Copy out all of the data below with no alterations.

--- Begin ---

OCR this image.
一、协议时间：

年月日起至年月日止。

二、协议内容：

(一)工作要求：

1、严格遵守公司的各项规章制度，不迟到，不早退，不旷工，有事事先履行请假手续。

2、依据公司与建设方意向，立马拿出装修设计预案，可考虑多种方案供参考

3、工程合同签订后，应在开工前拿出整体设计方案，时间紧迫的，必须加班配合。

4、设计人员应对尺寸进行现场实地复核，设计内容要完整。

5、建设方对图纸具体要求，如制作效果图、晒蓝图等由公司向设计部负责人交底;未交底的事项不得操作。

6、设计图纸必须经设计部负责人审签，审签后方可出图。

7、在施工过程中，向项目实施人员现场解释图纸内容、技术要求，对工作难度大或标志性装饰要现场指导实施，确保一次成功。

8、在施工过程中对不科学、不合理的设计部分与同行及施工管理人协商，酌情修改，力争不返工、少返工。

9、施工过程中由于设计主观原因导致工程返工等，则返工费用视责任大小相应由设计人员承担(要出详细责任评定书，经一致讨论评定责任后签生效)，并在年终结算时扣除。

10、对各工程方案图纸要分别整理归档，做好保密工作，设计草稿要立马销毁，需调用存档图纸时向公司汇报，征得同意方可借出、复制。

--- End ---

* _RESULT OF THE TASK_
OCR this image.
一、协议时间：

年月日起至年月日止。

二、协议内容：

(一)工作要求：

1、严格遵守公司的各项规章制度，不迟到，不早退，不旷工，有事事先履行请假手续。

2、依据公司与建设方意向，立马拿出装修设计预案，可考虑多种方案供参考

3、工程合同签订后，应在开工前拿出整体设计方案，时间紧迫的，必须加班配合。

4、设计人员应对尺寸进行现场实地复核，设计内容要完整。

5、建设方对图纸具体要求，如制作效果图、晒蓝图等由公司向设计部负责人交底;未交底的事项不得操作。

6、设计图纸必须经设计部负责人审签，审签后方可出图。

7、在施工过程中，向项目实施人员现场解释图纸内容、技术要求，对工作难度大或标志性装饰要现场指导实施，确保一次成功。

8、在施工过程中对不科学、不合理的设计部分与同行及施工管理人协商，酌情修改，力争不返工、少返工。

9、施工过程中由于设计主观原因导致工程返工等，则返工费用视责任大小相应由设计人员承担(要出详细责任评定书，经一致讨论评定责任后签生效)，并在年终结算时扣除。

10、对各工程方案图纸要分别整理归档，做好保密工作，设计草稿要立马销毁，需调用存档图纸时向公司汇报，征得同意方可借出、复制。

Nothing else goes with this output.